• _Problem requirements_
From the line with "Type out the text in this image." through the final line, please write out the listing exactly, including both of those lines.
* begin Stored data *
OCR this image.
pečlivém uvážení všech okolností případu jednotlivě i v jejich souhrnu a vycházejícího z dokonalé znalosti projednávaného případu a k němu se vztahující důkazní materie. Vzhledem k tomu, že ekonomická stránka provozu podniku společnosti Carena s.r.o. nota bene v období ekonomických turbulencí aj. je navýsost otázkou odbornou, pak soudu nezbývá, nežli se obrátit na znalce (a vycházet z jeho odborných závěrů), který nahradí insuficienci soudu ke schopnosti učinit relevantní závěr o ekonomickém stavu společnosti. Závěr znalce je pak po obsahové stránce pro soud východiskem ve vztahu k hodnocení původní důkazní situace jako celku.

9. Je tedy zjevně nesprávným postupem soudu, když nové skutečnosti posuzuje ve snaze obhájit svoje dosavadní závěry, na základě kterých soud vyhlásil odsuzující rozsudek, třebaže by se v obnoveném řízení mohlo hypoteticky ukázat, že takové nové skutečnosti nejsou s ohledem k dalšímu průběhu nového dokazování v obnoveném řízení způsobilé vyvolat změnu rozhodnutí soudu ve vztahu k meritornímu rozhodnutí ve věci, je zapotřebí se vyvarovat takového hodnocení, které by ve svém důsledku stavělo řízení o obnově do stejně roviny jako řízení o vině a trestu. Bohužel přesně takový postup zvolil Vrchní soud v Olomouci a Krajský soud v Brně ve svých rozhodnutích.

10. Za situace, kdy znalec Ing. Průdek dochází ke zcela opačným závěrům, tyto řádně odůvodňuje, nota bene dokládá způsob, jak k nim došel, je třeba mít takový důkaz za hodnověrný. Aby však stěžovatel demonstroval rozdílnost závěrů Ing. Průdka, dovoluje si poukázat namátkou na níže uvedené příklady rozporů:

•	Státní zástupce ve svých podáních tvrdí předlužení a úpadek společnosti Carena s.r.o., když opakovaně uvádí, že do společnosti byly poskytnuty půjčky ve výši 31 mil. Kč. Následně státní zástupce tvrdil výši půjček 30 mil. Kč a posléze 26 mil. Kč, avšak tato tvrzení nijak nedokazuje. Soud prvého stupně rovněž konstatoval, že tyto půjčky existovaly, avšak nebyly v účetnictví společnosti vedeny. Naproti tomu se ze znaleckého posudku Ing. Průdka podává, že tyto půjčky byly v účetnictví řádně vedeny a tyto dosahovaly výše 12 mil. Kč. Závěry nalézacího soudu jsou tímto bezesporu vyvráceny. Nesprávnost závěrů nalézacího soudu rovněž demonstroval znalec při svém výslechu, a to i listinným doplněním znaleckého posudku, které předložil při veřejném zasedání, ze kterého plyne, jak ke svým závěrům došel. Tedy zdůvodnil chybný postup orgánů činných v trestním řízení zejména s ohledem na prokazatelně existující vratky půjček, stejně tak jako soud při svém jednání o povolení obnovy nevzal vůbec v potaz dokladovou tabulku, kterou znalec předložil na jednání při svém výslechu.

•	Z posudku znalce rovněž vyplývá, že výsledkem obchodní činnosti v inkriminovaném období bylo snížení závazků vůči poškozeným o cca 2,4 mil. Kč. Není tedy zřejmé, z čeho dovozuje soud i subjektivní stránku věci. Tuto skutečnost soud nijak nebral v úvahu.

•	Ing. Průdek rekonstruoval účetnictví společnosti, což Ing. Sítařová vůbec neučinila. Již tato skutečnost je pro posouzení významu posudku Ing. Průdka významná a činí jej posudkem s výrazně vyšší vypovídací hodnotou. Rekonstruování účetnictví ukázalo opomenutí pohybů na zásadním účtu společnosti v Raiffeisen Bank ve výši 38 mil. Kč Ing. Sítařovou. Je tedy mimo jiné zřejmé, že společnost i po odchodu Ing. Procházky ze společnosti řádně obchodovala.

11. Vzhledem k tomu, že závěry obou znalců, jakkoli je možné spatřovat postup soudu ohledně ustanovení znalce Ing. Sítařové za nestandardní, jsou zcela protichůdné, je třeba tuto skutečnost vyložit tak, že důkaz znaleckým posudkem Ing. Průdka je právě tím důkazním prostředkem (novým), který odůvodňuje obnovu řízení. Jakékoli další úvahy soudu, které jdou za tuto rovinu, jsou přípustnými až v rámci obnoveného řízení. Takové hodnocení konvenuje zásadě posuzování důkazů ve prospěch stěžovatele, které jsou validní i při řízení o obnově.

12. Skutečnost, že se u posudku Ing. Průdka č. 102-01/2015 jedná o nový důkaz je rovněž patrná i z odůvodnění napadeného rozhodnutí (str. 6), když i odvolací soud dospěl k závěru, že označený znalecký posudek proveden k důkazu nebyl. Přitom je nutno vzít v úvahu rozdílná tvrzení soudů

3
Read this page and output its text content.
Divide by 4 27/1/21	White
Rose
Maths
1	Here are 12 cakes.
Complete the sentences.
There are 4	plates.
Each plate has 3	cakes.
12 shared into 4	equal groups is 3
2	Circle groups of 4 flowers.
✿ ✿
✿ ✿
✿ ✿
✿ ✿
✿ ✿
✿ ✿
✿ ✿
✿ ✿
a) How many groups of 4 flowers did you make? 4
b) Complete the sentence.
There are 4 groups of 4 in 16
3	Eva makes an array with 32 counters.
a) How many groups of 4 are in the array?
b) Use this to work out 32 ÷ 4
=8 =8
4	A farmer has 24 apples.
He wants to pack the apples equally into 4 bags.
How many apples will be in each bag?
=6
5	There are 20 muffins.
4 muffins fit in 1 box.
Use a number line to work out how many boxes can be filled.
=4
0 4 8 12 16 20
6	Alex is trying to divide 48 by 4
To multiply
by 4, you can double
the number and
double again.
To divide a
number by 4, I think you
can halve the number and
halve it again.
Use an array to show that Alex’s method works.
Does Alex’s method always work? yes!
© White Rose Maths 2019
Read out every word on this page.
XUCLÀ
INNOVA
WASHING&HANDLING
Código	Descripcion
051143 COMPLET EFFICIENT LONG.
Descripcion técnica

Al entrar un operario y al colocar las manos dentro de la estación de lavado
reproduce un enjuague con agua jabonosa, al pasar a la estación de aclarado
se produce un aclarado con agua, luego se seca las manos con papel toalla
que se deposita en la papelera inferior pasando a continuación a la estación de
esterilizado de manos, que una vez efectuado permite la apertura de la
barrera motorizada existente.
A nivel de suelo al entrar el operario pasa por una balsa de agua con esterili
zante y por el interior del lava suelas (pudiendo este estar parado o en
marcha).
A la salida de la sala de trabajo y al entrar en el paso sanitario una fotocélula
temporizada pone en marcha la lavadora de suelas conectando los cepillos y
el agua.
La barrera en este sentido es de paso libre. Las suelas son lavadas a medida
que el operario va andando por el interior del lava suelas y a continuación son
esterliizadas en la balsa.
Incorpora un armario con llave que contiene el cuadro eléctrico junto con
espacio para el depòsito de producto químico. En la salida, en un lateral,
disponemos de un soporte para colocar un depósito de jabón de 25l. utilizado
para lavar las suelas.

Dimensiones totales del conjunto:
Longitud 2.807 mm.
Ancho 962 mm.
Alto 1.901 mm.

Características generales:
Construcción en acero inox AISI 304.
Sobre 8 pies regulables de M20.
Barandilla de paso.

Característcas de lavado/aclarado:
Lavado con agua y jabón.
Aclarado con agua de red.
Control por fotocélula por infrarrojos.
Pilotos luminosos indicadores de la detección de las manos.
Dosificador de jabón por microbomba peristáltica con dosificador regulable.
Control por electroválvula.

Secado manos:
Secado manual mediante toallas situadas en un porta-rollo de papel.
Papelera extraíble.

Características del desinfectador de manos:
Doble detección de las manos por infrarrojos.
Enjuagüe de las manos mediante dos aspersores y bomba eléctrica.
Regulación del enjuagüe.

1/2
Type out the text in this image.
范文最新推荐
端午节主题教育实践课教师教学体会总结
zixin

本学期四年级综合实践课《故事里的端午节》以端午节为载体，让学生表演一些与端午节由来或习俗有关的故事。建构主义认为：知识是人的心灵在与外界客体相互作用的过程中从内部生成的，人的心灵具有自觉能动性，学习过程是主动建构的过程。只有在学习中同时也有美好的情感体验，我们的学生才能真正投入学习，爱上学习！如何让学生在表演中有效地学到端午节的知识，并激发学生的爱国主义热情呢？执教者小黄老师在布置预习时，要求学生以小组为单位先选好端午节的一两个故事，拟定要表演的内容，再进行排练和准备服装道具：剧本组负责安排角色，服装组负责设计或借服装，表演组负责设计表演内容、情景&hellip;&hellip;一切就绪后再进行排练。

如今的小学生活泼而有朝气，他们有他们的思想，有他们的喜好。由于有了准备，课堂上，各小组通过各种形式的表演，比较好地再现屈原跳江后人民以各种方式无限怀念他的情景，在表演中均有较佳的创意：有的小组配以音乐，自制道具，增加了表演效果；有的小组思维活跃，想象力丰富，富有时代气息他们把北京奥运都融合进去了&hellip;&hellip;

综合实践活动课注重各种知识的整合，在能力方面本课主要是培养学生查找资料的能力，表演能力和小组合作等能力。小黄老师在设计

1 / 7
* end Stored data *
• _Exercise result_
Type out the text in this image.
范文最新推荐
端午节主题教育实践课教师教学体会总结
zixin

本学期四年级综合实践课《故事里的端午节》以端午节为载体，让学生表演一些与端午节由来或习俗有关的故事。建构主义认为：知识是人的心灵在与外界客体相互作用的过程中从内部生成的，人的心灵具有自觉能动性，学习过程是主动建构的过程。只有在学习中同时也有美好的情感体验，我们的学生才能真正投入学习，爱上学习！如何让学生在表演中有效地学到端午节的知识，并激发学生的爱国主义热情呢？执教者小黄老师在布置预习时，要求学生以小组为单位先选好端午节的一两个故事，拟定要表演的内容，再进行排练和准备服装道具：剧本组负责安排角色，服装组负责设计或借服装，表演组负责设计表演内容、情景&hellip;&hellip;一切就绪后再进行排练。

如今的小学生活泼而有朝气，他们有他们的思想，有他们的喜好。由于有了准备，课堂上，各小组通过各种形式的表演，比较好地再现屈原跳江后人民以各种方式无限怀念他的情景，在表演中均有较佳的创意：有的小组配以音乐，自制道具，增加了表演效果；有的小组思维活跃，想象力丰富，富有时代气息他们把北京奥运都融合进去了&hellip;&hellip;

综合实践活动课注重各种知识的整合，在能力方面本课主要是培养学生查找资料的能力，表演能力和小组合作等能力。小黄老师在设计

1 / 7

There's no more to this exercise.